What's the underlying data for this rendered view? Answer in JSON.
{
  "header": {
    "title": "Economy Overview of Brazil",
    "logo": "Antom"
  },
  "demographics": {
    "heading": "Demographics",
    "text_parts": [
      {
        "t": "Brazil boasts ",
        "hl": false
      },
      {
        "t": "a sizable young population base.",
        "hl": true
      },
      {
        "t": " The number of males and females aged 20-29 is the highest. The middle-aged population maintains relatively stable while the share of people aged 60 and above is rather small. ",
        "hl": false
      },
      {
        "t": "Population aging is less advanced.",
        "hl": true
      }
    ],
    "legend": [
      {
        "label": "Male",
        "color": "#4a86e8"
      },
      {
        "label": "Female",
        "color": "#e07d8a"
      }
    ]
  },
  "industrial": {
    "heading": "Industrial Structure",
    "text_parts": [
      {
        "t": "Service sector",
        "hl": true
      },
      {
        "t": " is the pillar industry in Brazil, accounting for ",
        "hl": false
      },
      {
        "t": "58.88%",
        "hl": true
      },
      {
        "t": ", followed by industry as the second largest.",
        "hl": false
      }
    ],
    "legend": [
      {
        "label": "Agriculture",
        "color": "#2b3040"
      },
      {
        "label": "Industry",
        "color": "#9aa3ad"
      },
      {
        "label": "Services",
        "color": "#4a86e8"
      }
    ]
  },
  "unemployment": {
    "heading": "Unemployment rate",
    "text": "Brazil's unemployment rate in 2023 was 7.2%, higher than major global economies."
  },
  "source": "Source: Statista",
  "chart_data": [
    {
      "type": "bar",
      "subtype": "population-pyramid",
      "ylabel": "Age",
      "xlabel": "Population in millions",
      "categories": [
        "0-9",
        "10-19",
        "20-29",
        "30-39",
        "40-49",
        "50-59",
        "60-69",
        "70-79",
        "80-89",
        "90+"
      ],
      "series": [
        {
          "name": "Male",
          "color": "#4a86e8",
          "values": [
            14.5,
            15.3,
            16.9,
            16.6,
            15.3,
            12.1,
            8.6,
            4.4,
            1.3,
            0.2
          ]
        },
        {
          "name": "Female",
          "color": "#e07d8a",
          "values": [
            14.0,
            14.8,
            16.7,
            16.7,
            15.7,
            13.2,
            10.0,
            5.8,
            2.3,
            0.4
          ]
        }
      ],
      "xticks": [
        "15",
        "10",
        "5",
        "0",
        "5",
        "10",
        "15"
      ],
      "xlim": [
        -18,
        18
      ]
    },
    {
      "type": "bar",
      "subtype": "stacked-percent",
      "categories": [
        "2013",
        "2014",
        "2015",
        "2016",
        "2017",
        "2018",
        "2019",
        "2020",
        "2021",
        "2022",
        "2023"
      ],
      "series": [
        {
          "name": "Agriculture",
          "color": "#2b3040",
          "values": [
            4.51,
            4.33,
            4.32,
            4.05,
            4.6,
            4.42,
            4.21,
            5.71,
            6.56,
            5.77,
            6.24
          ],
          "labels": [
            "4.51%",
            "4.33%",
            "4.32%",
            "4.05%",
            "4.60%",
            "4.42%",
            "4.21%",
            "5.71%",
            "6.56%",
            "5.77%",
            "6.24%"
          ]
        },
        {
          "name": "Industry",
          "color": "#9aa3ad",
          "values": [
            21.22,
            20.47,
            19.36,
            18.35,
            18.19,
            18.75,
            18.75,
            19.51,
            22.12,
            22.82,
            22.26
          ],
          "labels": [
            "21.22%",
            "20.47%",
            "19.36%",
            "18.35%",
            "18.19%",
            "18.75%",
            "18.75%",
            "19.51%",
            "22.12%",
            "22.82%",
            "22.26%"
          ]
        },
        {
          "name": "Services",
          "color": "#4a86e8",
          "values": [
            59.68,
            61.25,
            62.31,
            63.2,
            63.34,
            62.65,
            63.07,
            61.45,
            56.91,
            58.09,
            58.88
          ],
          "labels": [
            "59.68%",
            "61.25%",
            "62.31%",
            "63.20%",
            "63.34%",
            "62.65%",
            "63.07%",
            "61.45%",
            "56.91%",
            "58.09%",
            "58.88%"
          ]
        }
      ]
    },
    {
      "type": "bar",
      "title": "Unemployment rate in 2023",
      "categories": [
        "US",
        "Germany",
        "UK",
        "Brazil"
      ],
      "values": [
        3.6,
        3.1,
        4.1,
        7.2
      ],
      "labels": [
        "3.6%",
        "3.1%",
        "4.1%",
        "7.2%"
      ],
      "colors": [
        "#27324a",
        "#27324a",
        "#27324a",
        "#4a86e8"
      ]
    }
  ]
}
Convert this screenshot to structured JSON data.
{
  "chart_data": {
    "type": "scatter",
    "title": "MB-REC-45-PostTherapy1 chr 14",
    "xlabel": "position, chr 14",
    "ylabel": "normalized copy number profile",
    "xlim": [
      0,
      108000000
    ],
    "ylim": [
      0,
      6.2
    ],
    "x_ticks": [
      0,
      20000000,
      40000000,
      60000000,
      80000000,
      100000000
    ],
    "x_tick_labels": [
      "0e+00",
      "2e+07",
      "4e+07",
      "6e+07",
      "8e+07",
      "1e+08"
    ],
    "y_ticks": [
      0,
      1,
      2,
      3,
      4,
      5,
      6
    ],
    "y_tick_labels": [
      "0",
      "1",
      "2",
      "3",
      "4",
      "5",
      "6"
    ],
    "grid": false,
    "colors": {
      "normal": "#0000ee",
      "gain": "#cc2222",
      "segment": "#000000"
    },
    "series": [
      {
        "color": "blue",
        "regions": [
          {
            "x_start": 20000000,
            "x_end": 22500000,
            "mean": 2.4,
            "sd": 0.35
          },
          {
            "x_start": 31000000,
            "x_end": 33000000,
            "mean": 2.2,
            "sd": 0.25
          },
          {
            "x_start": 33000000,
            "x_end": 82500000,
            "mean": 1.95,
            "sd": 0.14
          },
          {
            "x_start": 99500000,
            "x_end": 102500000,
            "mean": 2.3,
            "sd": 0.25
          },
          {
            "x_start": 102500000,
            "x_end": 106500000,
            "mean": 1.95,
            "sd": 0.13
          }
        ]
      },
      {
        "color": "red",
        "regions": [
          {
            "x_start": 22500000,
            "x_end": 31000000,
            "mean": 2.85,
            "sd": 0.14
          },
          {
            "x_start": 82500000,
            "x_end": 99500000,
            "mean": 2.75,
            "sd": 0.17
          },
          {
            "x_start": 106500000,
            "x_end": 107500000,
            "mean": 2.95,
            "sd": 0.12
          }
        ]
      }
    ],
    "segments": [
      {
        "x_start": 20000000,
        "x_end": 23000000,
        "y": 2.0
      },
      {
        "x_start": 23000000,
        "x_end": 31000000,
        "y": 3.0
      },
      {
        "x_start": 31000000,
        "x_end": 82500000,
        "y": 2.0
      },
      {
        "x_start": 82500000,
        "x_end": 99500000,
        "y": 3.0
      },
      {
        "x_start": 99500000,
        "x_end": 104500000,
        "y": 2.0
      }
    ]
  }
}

+ + +

● Work to complete:
Going over the lines above, work out how many include "title", then give only that number.

● Exercise answer:
3